Task directions: Gather every line of the entries that includes the word "KDFW".

** START **

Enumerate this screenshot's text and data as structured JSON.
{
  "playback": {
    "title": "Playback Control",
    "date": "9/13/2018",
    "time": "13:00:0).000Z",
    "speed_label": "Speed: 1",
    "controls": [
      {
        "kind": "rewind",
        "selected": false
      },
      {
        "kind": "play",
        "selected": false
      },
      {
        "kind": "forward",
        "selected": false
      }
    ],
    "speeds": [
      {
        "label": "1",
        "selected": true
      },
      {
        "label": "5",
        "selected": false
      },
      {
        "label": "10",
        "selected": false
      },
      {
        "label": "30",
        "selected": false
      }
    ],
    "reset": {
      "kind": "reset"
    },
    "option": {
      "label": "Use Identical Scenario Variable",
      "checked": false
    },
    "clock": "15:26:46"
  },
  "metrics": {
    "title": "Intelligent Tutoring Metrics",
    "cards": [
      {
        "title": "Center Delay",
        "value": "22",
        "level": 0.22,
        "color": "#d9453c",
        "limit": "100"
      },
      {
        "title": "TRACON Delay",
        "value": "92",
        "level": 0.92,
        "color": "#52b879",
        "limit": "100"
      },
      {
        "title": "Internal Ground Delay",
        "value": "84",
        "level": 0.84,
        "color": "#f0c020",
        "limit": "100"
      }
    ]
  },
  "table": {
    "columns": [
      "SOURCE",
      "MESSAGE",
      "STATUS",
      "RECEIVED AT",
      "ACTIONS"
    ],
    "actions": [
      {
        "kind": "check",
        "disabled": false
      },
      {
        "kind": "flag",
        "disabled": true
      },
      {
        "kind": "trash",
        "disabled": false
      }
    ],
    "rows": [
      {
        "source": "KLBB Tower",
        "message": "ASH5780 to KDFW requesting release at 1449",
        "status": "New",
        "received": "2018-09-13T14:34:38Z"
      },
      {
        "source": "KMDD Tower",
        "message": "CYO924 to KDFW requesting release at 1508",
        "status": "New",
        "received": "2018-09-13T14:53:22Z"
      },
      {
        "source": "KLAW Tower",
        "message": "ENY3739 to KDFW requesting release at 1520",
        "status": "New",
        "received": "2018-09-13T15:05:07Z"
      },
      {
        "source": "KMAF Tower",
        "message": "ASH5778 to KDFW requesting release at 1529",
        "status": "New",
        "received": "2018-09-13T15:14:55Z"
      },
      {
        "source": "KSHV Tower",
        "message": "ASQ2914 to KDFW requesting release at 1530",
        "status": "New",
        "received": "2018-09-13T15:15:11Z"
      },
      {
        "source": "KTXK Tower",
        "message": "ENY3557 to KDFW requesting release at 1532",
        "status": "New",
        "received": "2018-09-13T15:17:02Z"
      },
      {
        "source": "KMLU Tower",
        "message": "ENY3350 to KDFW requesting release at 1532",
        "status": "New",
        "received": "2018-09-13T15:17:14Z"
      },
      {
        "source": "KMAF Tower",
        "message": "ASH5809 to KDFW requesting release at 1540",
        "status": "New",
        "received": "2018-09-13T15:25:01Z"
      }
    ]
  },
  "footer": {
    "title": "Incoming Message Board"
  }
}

** END **

Complete response:
        "message": "ASH5780 to KDFW requesting release at 1449",
        "message": "CYO924 to KDFW requesting release at 1508",
        "message": "ENY3739 to KDFW requesting release at 1520",
        "message": "ASH5778 to KDFW requesting release at 1529",
        "message": "ASQ2914 to KDFW requesting release at 1530",
        "message": "ENY3557 to KDFW requesting release at 1532",
        "message": "ENY3350 to KDFW requesting release at 1532",
        "message": "ASH5809 to KDFW requesting release at 1540",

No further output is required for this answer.